Narrow the data below down to the lines containing "selected".

-- Start --

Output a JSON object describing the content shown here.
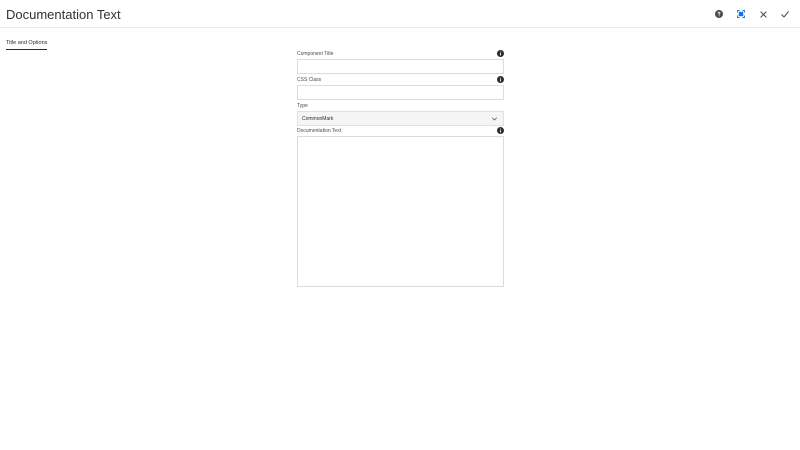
{
  "dialog": {
    "title": "Documentation Text"
  },
  "header": {
    "help_icon": "help-circle-icon",
    "fullscreen_icon": "fullscreen-icon",
    "close_icon": "close-icon",
    "confirm_icon": "checkmark-icon",
    "accent_color": "#1473e6"
  },
  "tabs": [
    {
      "label": "Title and Options",
      "selected": true
    }
  ],
  "fields": {
    "component_title": {
      "label": "Component Title",
      "value": "",
      "info_icon": "info-icon"
    },
    "css_class": {
      "label": "CSS Class",
      "value": "",
      "info_icon": "info-icon"
    },
    "type": {
      "label": "Type",
      "selected": "CommonMark"
    },
    "documentation_text": {
      "label": "Documentation Text",
      "value": "",
      "info_icon": "info-icon"
    }
  }
}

-- End --

Written answer >>
      "selected": true
      "selected": "CommonMark"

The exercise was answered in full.